The request.
Output the data below in full, byte for byte. Nothing may differ.

>> begin Dataset rows

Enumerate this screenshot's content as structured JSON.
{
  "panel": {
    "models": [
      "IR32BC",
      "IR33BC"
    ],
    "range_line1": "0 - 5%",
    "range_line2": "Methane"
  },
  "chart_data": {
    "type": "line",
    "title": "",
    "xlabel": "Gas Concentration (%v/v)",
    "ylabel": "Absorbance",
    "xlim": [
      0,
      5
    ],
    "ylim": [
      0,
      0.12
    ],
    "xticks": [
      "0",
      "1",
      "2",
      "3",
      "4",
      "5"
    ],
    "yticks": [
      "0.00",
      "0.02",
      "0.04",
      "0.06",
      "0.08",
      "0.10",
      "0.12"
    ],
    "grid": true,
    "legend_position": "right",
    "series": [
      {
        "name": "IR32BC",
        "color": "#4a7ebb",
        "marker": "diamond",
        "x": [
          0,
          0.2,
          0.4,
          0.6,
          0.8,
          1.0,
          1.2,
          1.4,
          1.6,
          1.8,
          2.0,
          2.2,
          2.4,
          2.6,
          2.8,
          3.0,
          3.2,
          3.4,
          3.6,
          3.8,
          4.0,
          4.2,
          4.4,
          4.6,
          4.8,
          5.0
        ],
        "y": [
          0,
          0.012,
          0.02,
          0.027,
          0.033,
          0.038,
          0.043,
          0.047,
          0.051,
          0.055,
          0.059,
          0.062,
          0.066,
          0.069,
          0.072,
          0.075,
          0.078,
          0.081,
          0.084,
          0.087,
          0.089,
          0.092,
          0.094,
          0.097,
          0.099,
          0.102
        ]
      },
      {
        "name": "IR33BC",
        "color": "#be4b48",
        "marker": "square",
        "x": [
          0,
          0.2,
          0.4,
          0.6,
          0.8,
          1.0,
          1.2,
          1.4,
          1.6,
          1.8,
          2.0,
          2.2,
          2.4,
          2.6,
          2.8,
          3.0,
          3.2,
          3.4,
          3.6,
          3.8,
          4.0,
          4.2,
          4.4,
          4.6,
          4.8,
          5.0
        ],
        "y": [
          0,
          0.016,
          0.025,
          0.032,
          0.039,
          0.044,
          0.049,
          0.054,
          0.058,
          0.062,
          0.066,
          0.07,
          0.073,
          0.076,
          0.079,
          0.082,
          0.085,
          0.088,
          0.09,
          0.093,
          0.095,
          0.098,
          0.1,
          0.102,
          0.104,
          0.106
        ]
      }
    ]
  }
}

>> end Dataset rows

Worked solution.
Enumerate this screenshot's content as structured JSON.
{
  "panel": {
    "models": [
      "IR32BC",
      "IR33BC"
    ],
    "range_line1": "0 - 5%",
    "range_line2": "Methane"
  },
  "chart_data": {
    "type": "line",
    "title": "",
    "xlabel": "Gas Concentration (%v/v)",
    "ylabel": "Absorbance",
    "xlim": [
      0,
      5
    ],
    "ylim": [
      0,
      0.12
    ],
    "xticks": [
      "0",
      "1",
      "2",
      "3",
      "4",
      "5"
    ],
    "yticks": [
      "0.00",
      "0.02",
      "0.04",
      "0.06",
      "0.08",
      "0.10",
      "0.12"
    ],
    "grid": true,
    "legend_position": "right",
    "series": [
      {
        "name": "IR32BC",
        "color": "#4a7ebb",
        "marker": "diamond",
        "x": [
          0,
          0.2,
          0.4,
          0.6,
          0.8,
          1.0,
          1.2,
          1.4,
          1.6,
          1.8,
          2.0,
          2.2,
          2.4,
          2.6,
          2.8,
          3.0,
          3.2,
          3.4,
          3.6,
          3.8,
          4.0,
          4.2,
          4.4,
          4.6,
          4.8,
          5.0
        ],
        "y": [
          0,
          0.012,
          0.02,
          0.027,
          0.033,
          0.038,
          0.043,
          0.047,
          0.051,
          0.055,
          0.059,
          0.062,
          0.066,
          0.069,
          0.072,
          0.075,
          0.078,
          0.081,
          0.084,
          0.087,
          0.089,
          0.092,
          0.094,
          0.097,
          0.099,
          0.102
        ]
      },
      {
        "name": "IR33BC",
        "color": "#be4b48",
        "marker": "square",
        "x": [
          0,
          0.2,
          0.4,
          0.6,
          0.8,
          1.0,
          1.2,
          1.4,
          1.6,
          1.8,
          2.0,
          2.2,
          2.4,
          2.6,
          2.8,
          3.0,
          3.2,
          3.4,
          3.6,
          3.8,
          4.0,
          4.2,
          4.4,
          4.6,
          4.8,
          5.0
        ],
        "y": [
          0,
          0.016,
          0.025,
          0.032,
          0.039,
          0.044,
          0.049,
          0.054,
          0.058,
          0.062,
          0.066,
          0.07,
          0.073,
          0.076,
          0.079,
          0.082,
          0.085,
          0.088,
          0.09,
          0.093,
          0.095,
          0.098,
          0.1,
          0.102,
          0.104,
          0.106
        ]
      }
    ]
  }
}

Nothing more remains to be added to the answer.